_Required action 1_
In the Lance Armstrong post, what percentage of Americans say it is unlikely Armstrong will be able to restore his reputation?
_Required action 2_
Reproduce, word for word, the stretch of the Lance Armstrong post from "Yet, by early" through "emotional states accurately.".

_Text block_

=== Section Start ===

I know Lance Armstrong may seem a bit off topic, but bear with me, this is actually a post about propaganda.
There is a dead serious comment (UK speak for op ed) at the Guardian about what a sap Lance Armstrong was for ‘fessing up to using performance-enhancing drugs while competing in the Tour de France. Key sections of the article:
Lance Armstrong’s doping admission to Oprah was a public relations nightmare in the making. While we can all agree that Lance would have been better-off not cheating at all (or at least confessing sooner), it’s fairly clear that once he cheated and lied, he probably should have kept lying if he wanted to maintain his public standing.
Yes, Lance’s favorability took a hit with the American public in the past year, but – even after the Usada report revelations in October 2012 – this drop in public approval was stabilizing prior to Oprah. His net favorable rating (+favorable minus –unfavorable) dropped 75pt, as doping rumors became louder and louder, from +76pt, in 2005, to +1pt, in October 2012.
Yet, by early January 2013, only 37% of American sports fans believed he should not get credit for his career accomplishments – including his seven Tour de France victories (sic). This compares with October 2012, when 49% thought Armstrong should give his medals back…
Whatever Armstrong’s strategic goal – to return to competition or just to begin a process of rehabilitation that makes him less toxic as a public figure – the trade-off would only be worth it if Armstrong’s favorability could recover. But this stain on his favorability is likely permanent: 63% of Americans say it’s unlikely Armstrong will be able to restore his reputation.
The decline in popularity is undeniable. It may be permanent, but humans are notably poor at predicting future emotional states accurately.
But the more important thing about this article is the lack of reflection on this phenomenon. This is a manifestation of halo effect, which is where people tend to see people as all good or all bad based on the attributes they notice. That’s why pretty people are assumed to be smarter than not-pretty people (trust me, lots of studies on this). Now that Armstrong admitted he did something bad, he’s all bad. No credit for being willing to confess and endure the consequences, no credit for the good his foundation has done.
And of course, the Armstrong reaction explains completely why we have CEOs tell egregious lie after egregious lie and they get away with it. I’m waiting to see some fixture at a right wing think tank argue that SEC disclosure is a bad thing because the fact that executives are supposed to (according to all good free markets types) care only about maximizing shareholder value and lying more would help boost stock prices. If telling a big lie is better than being truthful, then telling big lies all the time should be seen as being desirable. And we seem to be well along that path even before we have articles extolling that strategy.

=== Section End ===

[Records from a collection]

=== Section Start ===

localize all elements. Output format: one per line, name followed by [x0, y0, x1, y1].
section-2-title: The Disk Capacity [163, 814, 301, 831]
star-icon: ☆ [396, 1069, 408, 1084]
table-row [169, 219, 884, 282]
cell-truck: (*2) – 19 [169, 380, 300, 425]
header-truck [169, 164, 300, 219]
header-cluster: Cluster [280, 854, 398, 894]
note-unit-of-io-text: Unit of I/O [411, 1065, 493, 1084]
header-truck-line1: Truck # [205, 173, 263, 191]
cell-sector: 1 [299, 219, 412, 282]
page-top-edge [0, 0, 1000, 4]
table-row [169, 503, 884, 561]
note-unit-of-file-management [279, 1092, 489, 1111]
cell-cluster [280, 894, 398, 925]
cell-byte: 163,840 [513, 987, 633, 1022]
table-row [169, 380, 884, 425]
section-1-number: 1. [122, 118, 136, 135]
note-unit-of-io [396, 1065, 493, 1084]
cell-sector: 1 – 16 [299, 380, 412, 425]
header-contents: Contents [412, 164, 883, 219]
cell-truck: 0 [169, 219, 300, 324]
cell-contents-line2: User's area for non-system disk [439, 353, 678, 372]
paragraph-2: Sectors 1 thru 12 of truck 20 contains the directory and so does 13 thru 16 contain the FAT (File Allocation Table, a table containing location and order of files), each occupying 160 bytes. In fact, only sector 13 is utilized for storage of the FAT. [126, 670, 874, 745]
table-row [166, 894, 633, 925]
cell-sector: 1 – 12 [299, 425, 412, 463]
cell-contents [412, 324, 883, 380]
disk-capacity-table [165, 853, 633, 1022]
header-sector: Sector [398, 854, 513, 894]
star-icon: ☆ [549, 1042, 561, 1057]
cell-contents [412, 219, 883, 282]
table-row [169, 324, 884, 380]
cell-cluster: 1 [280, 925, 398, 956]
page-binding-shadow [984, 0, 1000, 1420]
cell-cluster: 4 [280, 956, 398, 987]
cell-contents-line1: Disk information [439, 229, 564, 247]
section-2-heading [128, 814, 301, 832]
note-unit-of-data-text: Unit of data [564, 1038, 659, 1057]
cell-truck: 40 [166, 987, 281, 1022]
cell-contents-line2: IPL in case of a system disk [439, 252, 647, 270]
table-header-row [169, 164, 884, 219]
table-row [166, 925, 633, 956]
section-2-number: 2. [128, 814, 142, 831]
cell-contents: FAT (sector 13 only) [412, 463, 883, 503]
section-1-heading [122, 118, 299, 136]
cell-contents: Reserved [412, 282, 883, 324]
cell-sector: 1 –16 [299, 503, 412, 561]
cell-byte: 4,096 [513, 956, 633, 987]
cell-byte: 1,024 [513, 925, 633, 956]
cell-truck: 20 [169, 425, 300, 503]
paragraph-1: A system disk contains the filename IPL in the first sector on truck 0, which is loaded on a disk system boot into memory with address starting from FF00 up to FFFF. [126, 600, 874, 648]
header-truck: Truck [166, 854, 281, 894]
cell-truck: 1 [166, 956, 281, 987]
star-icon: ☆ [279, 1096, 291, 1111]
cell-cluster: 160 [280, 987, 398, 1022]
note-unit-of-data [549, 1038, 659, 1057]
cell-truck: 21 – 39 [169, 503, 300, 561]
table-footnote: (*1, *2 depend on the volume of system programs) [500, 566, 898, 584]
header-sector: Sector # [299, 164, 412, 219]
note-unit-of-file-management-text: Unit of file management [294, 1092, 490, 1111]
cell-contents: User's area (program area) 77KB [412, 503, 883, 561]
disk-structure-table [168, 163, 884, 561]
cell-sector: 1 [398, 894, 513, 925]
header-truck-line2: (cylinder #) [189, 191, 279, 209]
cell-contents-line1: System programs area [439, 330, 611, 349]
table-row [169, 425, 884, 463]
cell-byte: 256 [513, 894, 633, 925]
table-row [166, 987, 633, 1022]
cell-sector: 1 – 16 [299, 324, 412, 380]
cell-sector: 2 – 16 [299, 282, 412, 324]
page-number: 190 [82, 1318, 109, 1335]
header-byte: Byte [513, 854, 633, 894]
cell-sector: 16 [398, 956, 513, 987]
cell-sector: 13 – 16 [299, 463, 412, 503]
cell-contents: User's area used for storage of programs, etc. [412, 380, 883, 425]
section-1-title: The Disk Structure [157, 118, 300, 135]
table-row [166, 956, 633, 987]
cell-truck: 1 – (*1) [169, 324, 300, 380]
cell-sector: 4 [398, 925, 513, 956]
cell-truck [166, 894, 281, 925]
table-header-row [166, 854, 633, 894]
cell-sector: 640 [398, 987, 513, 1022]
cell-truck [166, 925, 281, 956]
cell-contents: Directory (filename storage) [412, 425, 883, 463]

=== Section End ===

_Task answer 1_
63%

_Task answer 2_
Yet, by early January 2013, only 37% of American sports fans believed he should not get credit for his career accomplishments – including his seven Tour de France victories (sic). This compares with October 2012, when 49% thought Armstrong should give his medals back…
Whatever Armstrong’s strategic goal – to return to competition or just to begin a process of rehabilitation that makes him less toxic as a public figure – the trade-off would only be worth it if Armstrong’s favorability could recover. But this stain on his favorability is likely permanent: 63% of Americans say it’s unlikely Armstrong will be able to restore his reputation.
The decline in popularity is undeniable. It may be permanent, but humans are notably poor at predicting future emotional states accurately.